#### Textausschnitt
━━━━━━━━
„Sleep Tight“ (Kinostart: 5. Juli 2012)

Ein guter Gruselfilm funktioniert immer dann am besten, wenn er seine Prämisse aus einer alltäglichen Situation wählt: Der Zuschauer ist mit dem Geschehen vertraut und fürchtet daher kaum Gefahr. Der spanische Regisseur Jaume Balagueró („[Rec]“) weiß das, sein Drehbuchautor Alberto Marini ebenso und der Portier César (gruselig gut: Luis Tosar), Hauptfigur im spannenden Thriller „Sleep Tight“, ganz besonders.
━━━━━━━━
#### Gegebene Angaben
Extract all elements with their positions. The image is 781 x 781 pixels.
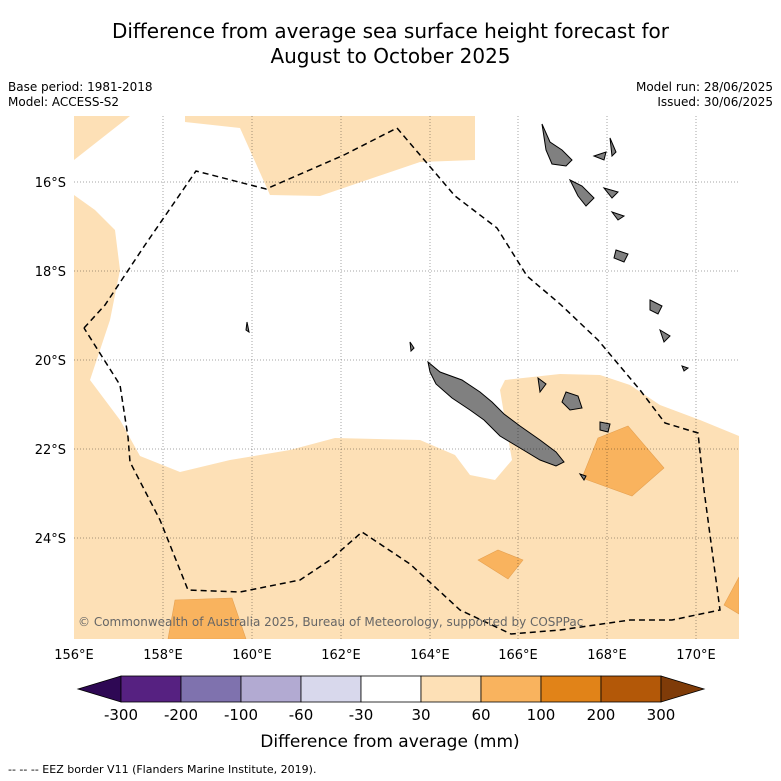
━━━━━━━━
#### Gestellte Aufgabe 1
Welcher Schauspieler verkörpert laut dem Text über den Film „Sleep Tight“ den Portier César?
#### Gestellte Aufgabe 2
Schreibe den Text über den Film „Sleep Tight“ im Anschluss an seinen letzten Satz weiter.
Die Zeilen werden hier nicht gebraucht.

#### Antwort 1
Luis Tosar verkörpert den Portier César.

#### Antwort 2
Denn César arbeitet in einem Mietshaus in Barcelona und darf dabei auf ausdrücklichen Wunsch der Bewohner auch in deren Wohnungen werkeln und walten, wenn beispielsweise einmal der Wasserhahn tropft. Mit einer Mieterin pflegt der unscheinbare, stets höfliche Mann sogar eine intime Beziehung – nur weiß sie nichts davon. Denn César bettet sich nachts regelmäßig und heimlich neben die schöne Clara (Marta Etura) und spielt perfekte Familie. Zumindest, bis ihr wirklicher Freund auftaucht und César vom Vorspiel zu seinem eigentlichen Ansinnen übergeht: Er möchte Claras Unbeschwertheit, Fröhlichkeit, ihr ganzes lebensbejahendes Dasein zerstören. Sukzessive setzt er dazu eine Kettenreaktion in Gang, bei der das Verstecken von Ungeziefer in ihren Schränken nur die erste von vielen Etappen ist.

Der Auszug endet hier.